▶ EXERCISE REQUIREMENTS
Only the lines holding the string "likely" are needed. Copy each one.

───── EXERCISE INPUT ─────

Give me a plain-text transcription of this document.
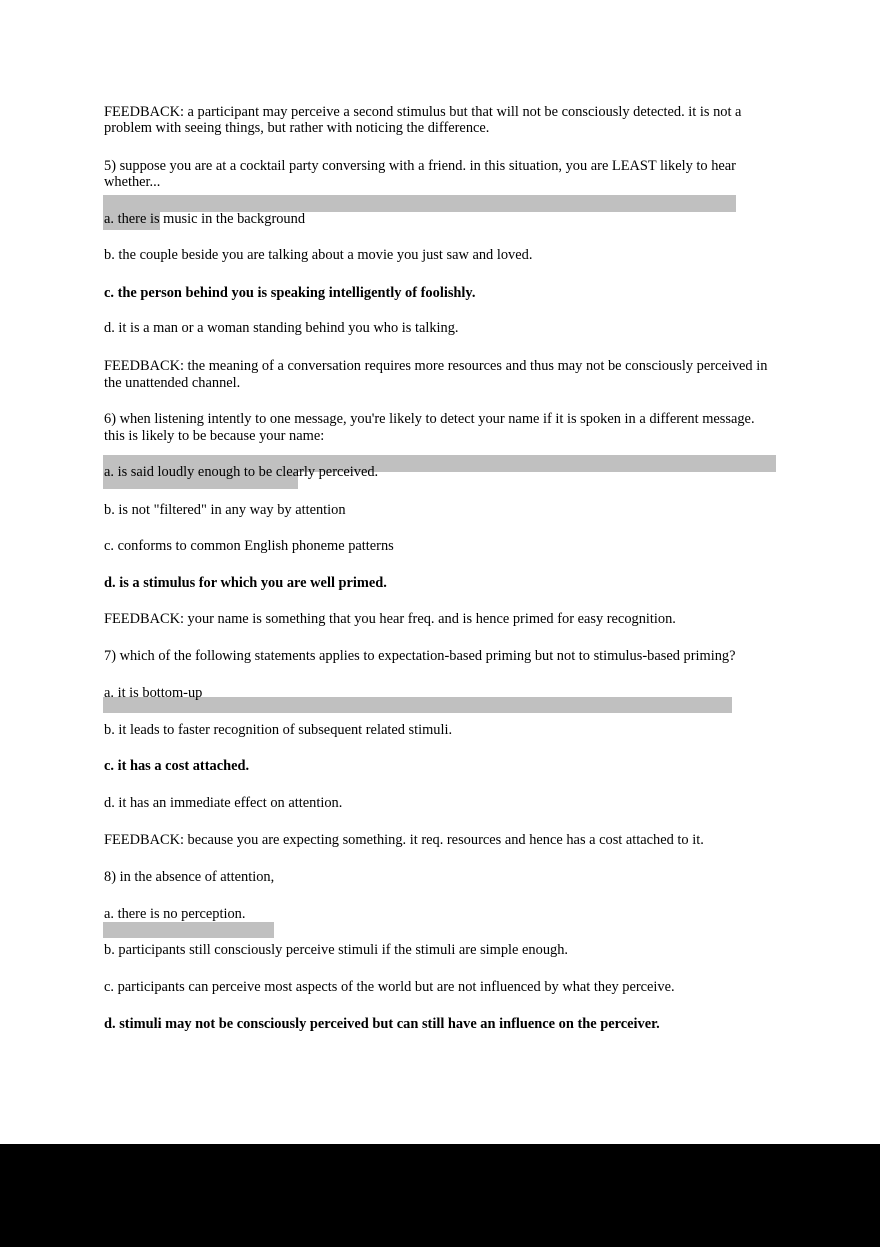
FEEDBACK: a participant may perceive a second stimulus but that will not be consciously detected. it is not a
problem with seeing things, but rather with noticing the difference.
5) suppose you are at a cocktail party conversing with a friend. in this situation, you are LEAST likely to hear
whether...
a. there is music in the background
b. the couple beside you are talking about a movie you just saw and loved.
c. the person behind you is speaking intelligently of foolishly.
d. it is a man or a woman standing behind you who is talking.
FEEDBACK: the meaning of a conversation requires more resources and thus may not be consciously perceived in
the unattended channel.
6) when listening intently to one message, you're likely to detect your name if it is spoken in a different message.
this is likely to be because your name:
a. is said loudly enough to be clearly perceived.
b. is not "filtered" in any way by attention
c. conforms to common English phoneme patterns
d. is a stimulus for which you are well primed.
FEEDBACK: your name is something that you hear freq. and is hence primed for easy recognition.
7) which of the following statements applies to expectation-based priming but not to stimulus-based priming?
a. it is bottom-up
b. it leads to faster recognition of subsequent related stimuli.
c. it has a cost attached.
d. it has an immediate effect on attention.
FEEDBACK: because you are expecting something. it req. resources and hence has a cost attached to it.
8) in the absence of attention,
a. there is no perception.
b. participants still consciously perceive stimuli if the stimuli are simple enough.
c. participants can perceive most aspects of the world but are not influenced by what they perceive.
d. stimuli may not be consciously perceived but can still have an influence on the perceiver.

─────

▶ EXPECTED OUTPUT
5) suppose you are at a cocktail party conversing with a friend. in this situation, you are LEAST likely to hear
6) when listening intently to one message, you're likely to detect your name if it is spoken in a different message.
this is likely to be because your name:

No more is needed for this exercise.